WHAT IS REQUIRED
In the listing below, find every line containing "Кадастровый" and copy it out.

EXERCISE MATERIAL
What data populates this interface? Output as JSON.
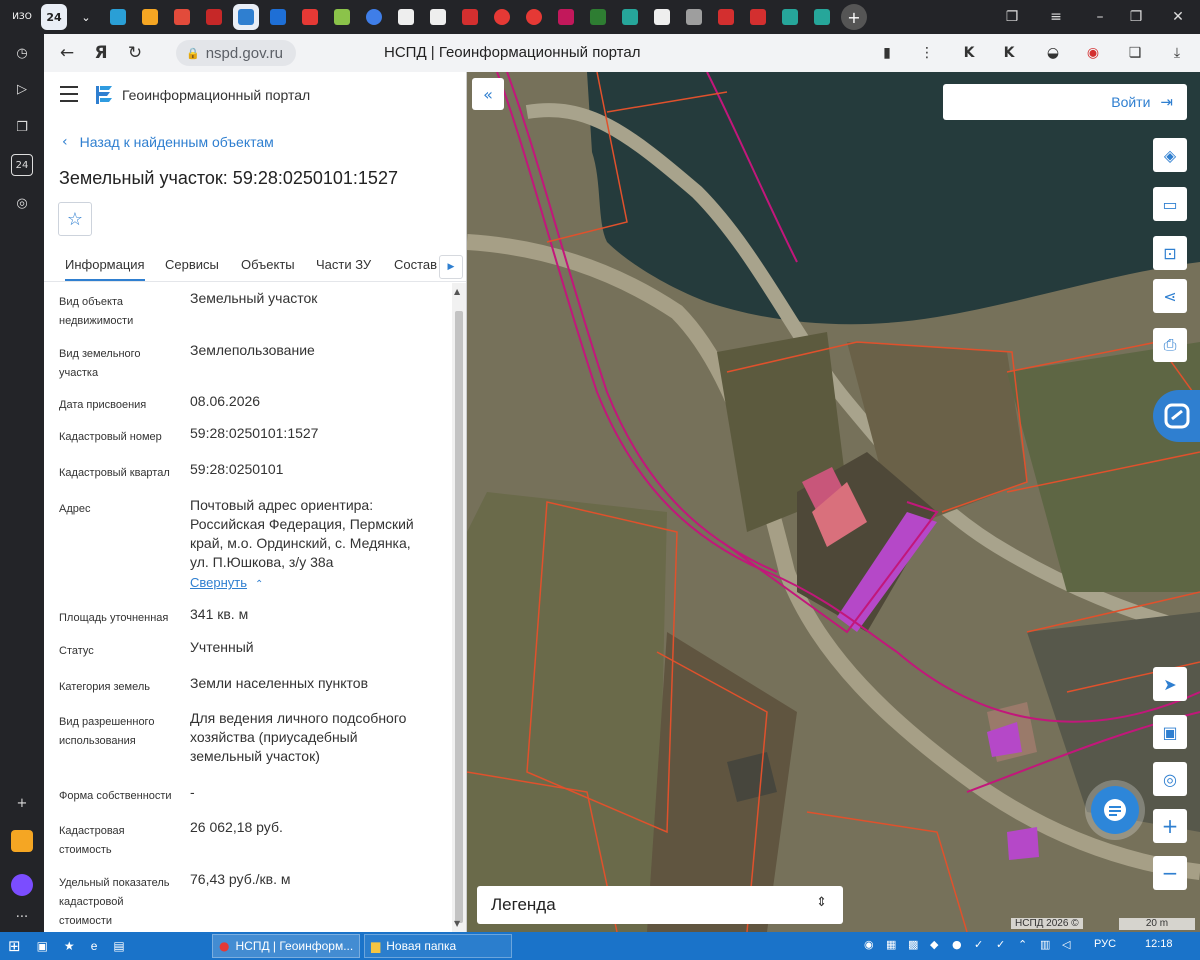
{
  "browser": {
    "tab_labels": [
      "ИЗО",
      "24"
    ],
    "url": "nspd.gov.ru",
    "page_title": "НСПД | Геоинформационный портал"
  },
  "portal": {
    "logo_text": "Геоинформационный портал",
    "back_link": "Назад к найденным объектам",
    "object_title": "Земельный участок: 59:28:0250101:1527",
    "tabs": [
      "Информация",
      "Сервисы",
      "Объекты",
      "Части ЗУ",
      "Состав"
    ],
    "active_tab": "Информация"
  },
  "info": {
    "rows": [
      {
        "label": "Вид объекта недвижимости",
        "value": "Земельный участок"
      },
      {
        "label": "Вид земельного участка",
        "value": "Землепользование"
      },
      {
        "label": "Дата присвоения",
        "value": "08.06.2026"
      },
      {
        "label": "Кадастровый номер",
        "value": "59:28:0250101:1527"
      },
      {
        "label": "Кадастровый квартал",
        "value": "59:28:0250101"
      },
      {
        "label": "Адрес",
        "value": "Почтовый адрес ориентира: Российская Федерация, Пермский край, м.о. Ординский, с. Медянка, ул. П.Юшкова, з/у 38а"
      },
      {
        "label": "Площадь уточненная",
        "value": "341 кв. м"
      },
      {
        "label": "Статус",
        "value": "Учтенный"
      },
      {
        "label": "Категория земель",
        "value": "Земли населенных пунктов"
      },
      {
        "label": "Вид разрешенного использования",
        "value": "Для ведения личного подсобного хозяйства (приусадебный земельный участок)"
      },
      {
        "label": "Форма собственности",
        "value": "-"
      },
      {
        "label": "Кадастровая стоимость",
        "value": "26 062,18 руб."
      },
      {
        "label": "Удельный показатель кадастровой стоимости",
        "value": "76,43 руб./кв. м"
      }
    ],
    "collapse_link": "Свернуть"
  },
  "map": {
    "login_label": "Войти",
    "legend_label": "Легенда",
    "attribution": "НСПД 2026 ©",
    "scale_label": "20 m"
  },
  "taskbar": {
    "apps": [
      "НСПД | Геоинформ...",
      "Новая папка"
    ],
    "language": "РУС",
    "time": "12:18"
  }
}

CORRECT RESPONSE
        "label": "Кадастровый номер",
        "label": "Кадастровый квартал",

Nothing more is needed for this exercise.